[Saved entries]
/---

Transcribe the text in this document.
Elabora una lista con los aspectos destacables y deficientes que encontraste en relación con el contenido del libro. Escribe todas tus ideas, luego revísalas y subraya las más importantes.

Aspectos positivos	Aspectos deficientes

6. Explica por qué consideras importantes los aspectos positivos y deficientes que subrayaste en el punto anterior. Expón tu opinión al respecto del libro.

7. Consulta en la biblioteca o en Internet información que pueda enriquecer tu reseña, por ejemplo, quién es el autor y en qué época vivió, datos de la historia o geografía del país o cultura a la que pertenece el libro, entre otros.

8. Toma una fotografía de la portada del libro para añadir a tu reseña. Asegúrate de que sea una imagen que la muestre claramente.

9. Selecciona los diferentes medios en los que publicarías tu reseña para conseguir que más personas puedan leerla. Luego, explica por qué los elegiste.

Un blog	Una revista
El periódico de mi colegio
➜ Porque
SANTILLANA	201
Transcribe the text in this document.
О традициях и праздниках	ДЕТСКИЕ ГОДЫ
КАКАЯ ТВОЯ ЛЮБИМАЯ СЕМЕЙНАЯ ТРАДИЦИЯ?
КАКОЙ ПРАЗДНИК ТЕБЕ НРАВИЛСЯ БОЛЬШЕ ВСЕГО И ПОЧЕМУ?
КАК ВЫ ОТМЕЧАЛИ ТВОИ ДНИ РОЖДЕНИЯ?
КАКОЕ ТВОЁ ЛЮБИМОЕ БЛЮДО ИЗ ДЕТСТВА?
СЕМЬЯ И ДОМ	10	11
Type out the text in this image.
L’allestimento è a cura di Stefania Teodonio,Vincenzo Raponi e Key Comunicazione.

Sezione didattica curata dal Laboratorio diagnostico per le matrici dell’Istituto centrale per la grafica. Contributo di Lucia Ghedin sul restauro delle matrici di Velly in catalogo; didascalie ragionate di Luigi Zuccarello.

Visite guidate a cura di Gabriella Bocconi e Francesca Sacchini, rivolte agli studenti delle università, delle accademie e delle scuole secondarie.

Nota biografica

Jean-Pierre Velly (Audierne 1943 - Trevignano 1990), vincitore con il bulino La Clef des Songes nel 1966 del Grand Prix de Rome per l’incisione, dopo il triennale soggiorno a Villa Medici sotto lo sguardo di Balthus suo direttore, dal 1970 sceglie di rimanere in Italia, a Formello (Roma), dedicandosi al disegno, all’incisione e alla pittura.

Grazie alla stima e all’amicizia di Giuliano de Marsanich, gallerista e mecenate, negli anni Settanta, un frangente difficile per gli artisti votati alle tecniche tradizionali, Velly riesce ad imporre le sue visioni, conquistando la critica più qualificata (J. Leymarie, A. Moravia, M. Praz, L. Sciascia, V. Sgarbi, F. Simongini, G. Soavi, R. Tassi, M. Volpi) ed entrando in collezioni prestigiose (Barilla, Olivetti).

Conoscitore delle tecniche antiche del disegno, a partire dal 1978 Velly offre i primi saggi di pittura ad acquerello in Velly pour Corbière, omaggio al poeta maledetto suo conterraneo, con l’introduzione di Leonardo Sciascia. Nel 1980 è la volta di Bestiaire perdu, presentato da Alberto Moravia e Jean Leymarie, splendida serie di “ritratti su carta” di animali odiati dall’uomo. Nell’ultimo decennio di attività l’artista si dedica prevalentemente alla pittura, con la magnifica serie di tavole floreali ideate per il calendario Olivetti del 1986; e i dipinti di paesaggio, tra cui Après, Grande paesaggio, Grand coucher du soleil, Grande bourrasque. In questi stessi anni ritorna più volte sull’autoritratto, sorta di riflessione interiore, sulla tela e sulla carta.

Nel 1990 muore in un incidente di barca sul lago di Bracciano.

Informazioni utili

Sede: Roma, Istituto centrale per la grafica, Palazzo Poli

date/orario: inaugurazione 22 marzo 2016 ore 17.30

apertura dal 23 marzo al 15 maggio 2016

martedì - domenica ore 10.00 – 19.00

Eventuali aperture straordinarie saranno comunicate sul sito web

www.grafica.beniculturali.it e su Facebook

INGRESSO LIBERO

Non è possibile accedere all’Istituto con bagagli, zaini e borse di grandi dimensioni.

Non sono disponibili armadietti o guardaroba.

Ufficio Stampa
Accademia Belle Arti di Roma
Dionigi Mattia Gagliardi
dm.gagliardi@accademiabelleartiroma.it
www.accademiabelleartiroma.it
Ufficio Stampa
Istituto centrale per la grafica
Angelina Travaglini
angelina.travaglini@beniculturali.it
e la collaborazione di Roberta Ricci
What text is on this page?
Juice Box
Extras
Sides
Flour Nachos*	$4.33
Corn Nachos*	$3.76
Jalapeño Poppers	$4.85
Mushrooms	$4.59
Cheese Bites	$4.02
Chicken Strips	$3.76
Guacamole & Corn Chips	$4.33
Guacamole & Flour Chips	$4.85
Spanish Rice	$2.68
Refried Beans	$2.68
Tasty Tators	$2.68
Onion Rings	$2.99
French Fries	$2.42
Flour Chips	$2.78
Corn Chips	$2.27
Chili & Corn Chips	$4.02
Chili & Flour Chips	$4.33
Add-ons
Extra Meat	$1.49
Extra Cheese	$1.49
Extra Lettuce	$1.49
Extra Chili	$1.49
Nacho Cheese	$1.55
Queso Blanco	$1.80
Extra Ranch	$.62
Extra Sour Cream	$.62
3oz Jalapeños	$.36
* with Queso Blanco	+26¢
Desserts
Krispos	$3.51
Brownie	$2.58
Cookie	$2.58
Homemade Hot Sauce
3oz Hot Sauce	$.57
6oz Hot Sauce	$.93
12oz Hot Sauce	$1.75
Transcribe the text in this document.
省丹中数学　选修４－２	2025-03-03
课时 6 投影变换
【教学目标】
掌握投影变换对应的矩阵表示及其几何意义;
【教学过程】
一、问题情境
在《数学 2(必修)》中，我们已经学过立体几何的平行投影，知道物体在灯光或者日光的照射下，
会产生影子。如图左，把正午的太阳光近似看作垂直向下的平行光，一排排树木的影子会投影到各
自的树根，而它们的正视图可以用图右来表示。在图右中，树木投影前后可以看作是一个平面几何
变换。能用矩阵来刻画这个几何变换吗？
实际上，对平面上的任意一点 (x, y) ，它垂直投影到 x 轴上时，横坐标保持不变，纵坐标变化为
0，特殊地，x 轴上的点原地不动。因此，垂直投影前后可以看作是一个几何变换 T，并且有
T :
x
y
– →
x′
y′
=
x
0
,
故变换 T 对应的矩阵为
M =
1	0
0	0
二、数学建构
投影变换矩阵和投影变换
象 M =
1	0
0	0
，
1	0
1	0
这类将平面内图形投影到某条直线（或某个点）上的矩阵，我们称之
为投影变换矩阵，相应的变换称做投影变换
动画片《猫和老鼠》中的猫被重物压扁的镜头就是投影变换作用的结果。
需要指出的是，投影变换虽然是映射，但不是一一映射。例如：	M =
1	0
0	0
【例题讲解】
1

\---

> _REQUIRED WORK_: Would you reproduce all the entries exactly?

> _RESULT_:
Transcribe the text in this document.
Elabora una lista con los aspectos destacables y deficientes que encontraste en relación con el contenido del libro. Escribe todas tus ideas, luego revísalas y subraya las más importantes.

Aspectos positivos	Aspectos deficientes

6. Explica por qué consideras importantes los aspectos positivos y deficientes que subrayaste en el punto anterior. Expón tu opinión al respecto del libro.

7. Consulta en la biblioteca o en Internet información que pueda enriquecer tu reseña, por ejemplo, quién es el autor y en qué época vivió, datos de la historia o geografía del país o cultura a la que pertenece el libro, entre otros.

8. Toma una fotografía de la portada del libro para añadir a tu reseña. Asegúrate de que sea una imagen que la muestre claramente.

9. Selecciona los diferentes medios en los que publicarías tu reseña para conseguir que más personas puedan leerla. Luego, explica por qué los elegiste.

Un blog	Una revista
El periódico de mi colegio
➜ Porque
SANTILLANA	201
Transcribe the text in this document.
О традициях и праздниках	ДЕТСКИЕ ГОДЫ
КАКАЯ ТВОЯ ЛЮБИМАЯ СЕМЕЙНАЯ ТРАДИЦИЯ?
КАКОЙ ПРАЗДНИК ТЕБЕ НРАВИЛСЯ БОЛЬШЕ ВСЕГО И ПОЧЕМУ?
КАК ВЫ ОТМЕЧАЛИ ТВОИ ДНИ РОЖДЕНИЯ?
КАКОЕ ТВОЁ ЛЮБИМОЕ БЛЮДО ИЗ ДЕТСТВА?
СЕМЬЯ И ДОМ	10	11
Type out the text in this image.
L’allestimento è a cura di Stefania Teodonio,Vincenzo Raponi e Key Comunicazione.

Sezione didattica curata dal Laboratorio diagnostico per le matrici dell’Istituto centrale per la grafica. Contributo di Lucia Ghedin sul restauro delle matrici di Velly in catalogo; didascalie ragionate di Luigi Zuccarello.

Visite guidate a cura di Gabriella Bocconi e Francesca Sacchini, rivolte agli studenti delle università, delle accademie e delle scuole secondarie.

Nota biografica

Jean-Pierre Velly (Audierne 1943 - Trevignano 1990), vincitore con il bulino La Clef des Songes nel 1966 del Grand Prix de Rome per l’incisione, dopo il triennale soggiorno a Villa Medici sotto lo sguardo di Balthus suo direttore, dal 1970 sceglie di rimanere in Italia, a Formello (Roma), dedicandosi al disegno, all’incisione e alla pittura.

Grazie alla stima e all’amicizia di Giuliano de Marsanich, gallerista e mecenate, negli anni Settanta, un frangente difficile per gli artisti votati alle tecniche tradizionali, Velly riesce ad imporre le sue visioni, conquistando la critica più qualificata (J. Leymarie, A. Moravia, M. Praz, L. Sciascia, V. Sgarbi, F. Simongini, G. Soavi, R. Tassi, M. Volpi) ed entrando in collezioni prestigiose (Barilla, Olivetti).

Conoscitore delle tecniche antiche del disegno, a partire dal 1978 Velly offre i primi saggi di pittura ad acquerello in Velly pour Corbière, omaggio al poeta maledetto suo conterraneo, con l’introduzione di Leonardo Sciascia. Nel 1980 è la volta di Bestiaire perdu, presentato da Alberto Moravia e Jean Leymarie, splendida serie di “ritratti su carta” di animali odiati dall’uomo. Nell’ultimo decennio di attività l’artista si dedica prevalentemente alla pittura, con la magnifica serie di tavole floreali ideate per il calendario Olivetti del 1986; e i dipinti di paesaggio, tra cui Après, Grande paesaggio, Grand coucher du soleil, Grande bourrasque. In questi stessi anni ritorna più volte sull’autoritratto, sorta di riflessione interiore, sulla tela e sulla carta.

Nel 1990 muore in un incidente di barca sul lago di Bracciano.

Informazioni utili

Sede: Roma, Istituto centrale per la grafica, Palazzo Poli

date/orario: inaugurazione 22 marzo 2016 ore 17.30

apertura dal 23 marzo al 15 maggio 2016

martedì - domenica ore 10.00 – 19.00

Eventuali aperture straordinarie saranno comunicate sul sito web

www.grafica.beniculturali.it e su Facebook

INGRESSO LIBERO

Non è possibile accedere all’Istituto con bagagli, zaini e borse di grandi dimensioni.

Non sono disponibili armadietti o guardaroba.

Ufficio Stampa
Accademia Belle Arti di Roma
Dionigi Mattia Gagliardi
dm.gagliardi@accademiabelleartiroma.it
www.accademiabelleartiroma.it
Ufficio Stampa
Istituto centrale per la grafica
Angelina Travaglini
angelina.travaglini@beniculturali.it
e la collaborazione di Roberta Ricci
What text is on this page?
Juice Box
Extras
Sides
Flour Nachos*	$4.33
Corn Nachos*	$3.76
Jalapeño Poppers	$4.85
Mushrooms	$4.59
Cheese Bites	$4.02
Chicken Strips	$3.76
Guacamole & Corn Chips	$4.33
Guacamole & Flour Chips	$4.85
Spanish Rice	$2.68
Refried Beans	$2.68
Tasty Tators	$2.68
Onion Rings	$2.99
French Fries	$2.42
Flour Chips	$2.78
Corn Chips	$2.27
Chili & Corn Chips	$4.02
Chili & Flour Chips	$4.33
Add-ons
Extra Meat	$1.49
Extra Cheese	$1.49
Extra Lettuce	$1.49
Extra Chili	$1.49
Nacho Cheese	$1.55
Queso Blanco	$1.80
Extra Ranch	$.62
Extra Sour Cream	$.62
3oz Jalapeños	$.36
* with Queso Blanco	+26¢
Desserts
Krispos	$3.51
Brownie	$2.58
Cookie	$2.58
Homemade Hot Sauce
3oz Hot Sauce	$.57
6oz Hot Sauce	$.93
12oz Hot Sauce	$1.75
Transcribe the text in this document.
省丹中数学　选修４－２	2025-03-03
课时 6 投影变换
【教学目标】
掌握投影变换对应的矩阵表示及其几何意义;
【教学过程】
一、问题情境
在《数学 2(必修)》中，我们已经学过立体几何的平行投影，知道物体在灯光或者日光的照射下，
会产生影子。如图左，把正午的太阳光近似看作垂直向下的平行光，一排排树木的影子会投影到各
自的树根，而它们的正视图可以用图右来表示。在图右中，树木投影前后可以看作是一个平面几何
变换。能用矩阵来刻画这个几何变换吗？
实际上，对平面上的任意一点 (x, y) ，它垂直投影到 x 轴上时，横坐标保持不变，纵坐标变化为
0，特殊地，x 轴上的点原地不动。因此，垂直投影前后可以看作是一个几何变换 T，并且有
T :
x
y
– →
x′
y′
=
x
0
,
故变换 T 对应的矩阵为
M =
1	0
0	0
二、数学建构
投影变换矩阵和投影变换
象 M =
1	0
0	0
，
1	0
1	0
这类将平面内图形投影到某条直线（或某个点）上的矩阵，我们称之
为投影变换矩阵，相应的变换称做投影变换
动画片《猫和老鼠》中的猫被重物压扁的镜头就是投影变换作用的结果。
需要指出的是，投影变换虽然是映射，但不是一一映射。例如：	M =
1	0
0	0
【例题讲解】
1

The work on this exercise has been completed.